Your instructions:
Output every entry exactly as written.

Figure contents as structured data:
⟨

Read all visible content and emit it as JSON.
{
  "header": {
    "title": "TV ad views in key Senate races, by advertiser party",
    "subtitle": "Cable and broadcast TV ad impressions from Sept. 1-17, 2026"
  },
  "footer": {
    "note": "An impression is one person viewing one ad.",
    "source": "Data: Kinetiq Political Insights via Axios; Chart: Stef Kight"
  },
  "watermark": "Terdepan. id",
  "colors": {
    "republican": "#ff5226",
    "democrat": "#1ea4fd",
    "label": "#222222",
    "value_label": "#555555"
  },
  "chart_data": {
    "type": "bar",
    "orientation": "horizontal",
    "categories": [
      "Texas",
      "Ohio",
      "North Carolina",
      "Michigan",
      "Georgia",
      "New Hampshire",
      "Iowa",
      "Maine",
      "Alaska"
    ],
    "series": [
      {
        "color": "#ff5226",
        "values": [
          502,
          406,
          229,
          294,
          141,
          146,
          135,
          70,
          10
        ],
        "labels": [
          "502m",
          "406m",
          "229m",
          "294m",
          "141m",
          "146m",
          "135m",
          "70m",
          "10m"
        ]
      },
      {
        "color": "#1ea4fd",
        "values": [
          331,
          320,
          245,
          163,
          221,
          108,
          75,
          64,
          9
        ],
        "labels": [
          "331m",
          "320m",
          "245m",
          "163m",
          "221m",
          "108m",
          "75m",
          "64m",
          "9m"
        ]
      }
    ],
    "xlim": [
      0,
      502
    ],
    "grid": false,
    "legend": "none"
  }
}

⟩

Expected output:
Read all visible content and emit it as JSON.
{
  "header": {
    "title": "TV ad views in key Senate races, by advertiser party",
    "subtitle": "Cable and broadcast TV ad impressions from Sept. 1-17, 2026"
  },
  "footer": {
    "note": "An impression is one person viewing one ad.",
    "source": "Data: Kinetiq Political Insights via Axios; Chart: Stef Kight"
  },
  "watermark": "Terdepan. id",
  "colors": {
    "republican": "#ff5226",
    "democrat": "#1ea4fd",
    "label": "#222222",
    "value_label": "#555555"
  },
  "chart_data": {
    "type": "bar",
    "orientation": "horizontal",
    "categories": [
      "Texas",
      "Ohio",
      "North Carolina",
      "Michigan",
      "Georgia",
      "New Hampshire",
      "Iowa",
      "Maine",
      "Alaska"
    ],
    "series": [
      {
        "color": "#ff5226",
        "values": [
          502,
          406,
          229,
          294,
          141,
          146,
          135,
          70,
          10
        ],
        "labels": [
          "502m",
          "406m",
          "229m",
          "294m",
          "141m",
          "146m",
          "135m",
          "70m",
          "10m"
        ]
      },
      {
        "color": "#1ea4fd",
        "values": [
          331,
          320,
          245,
          163,
          221,
          108,
          75,
          64,
          9
        ],
        "labels": [
          "331m",
          "320m",
          "245m",
          "163m",
          "221m",
          "108m",
          "75m",
          "64m",
          "9m"
        ]
      }
    ],
    "xlim": [
      0,
      502
    ],
    "grid": false,
    "legend": "none"
  }
}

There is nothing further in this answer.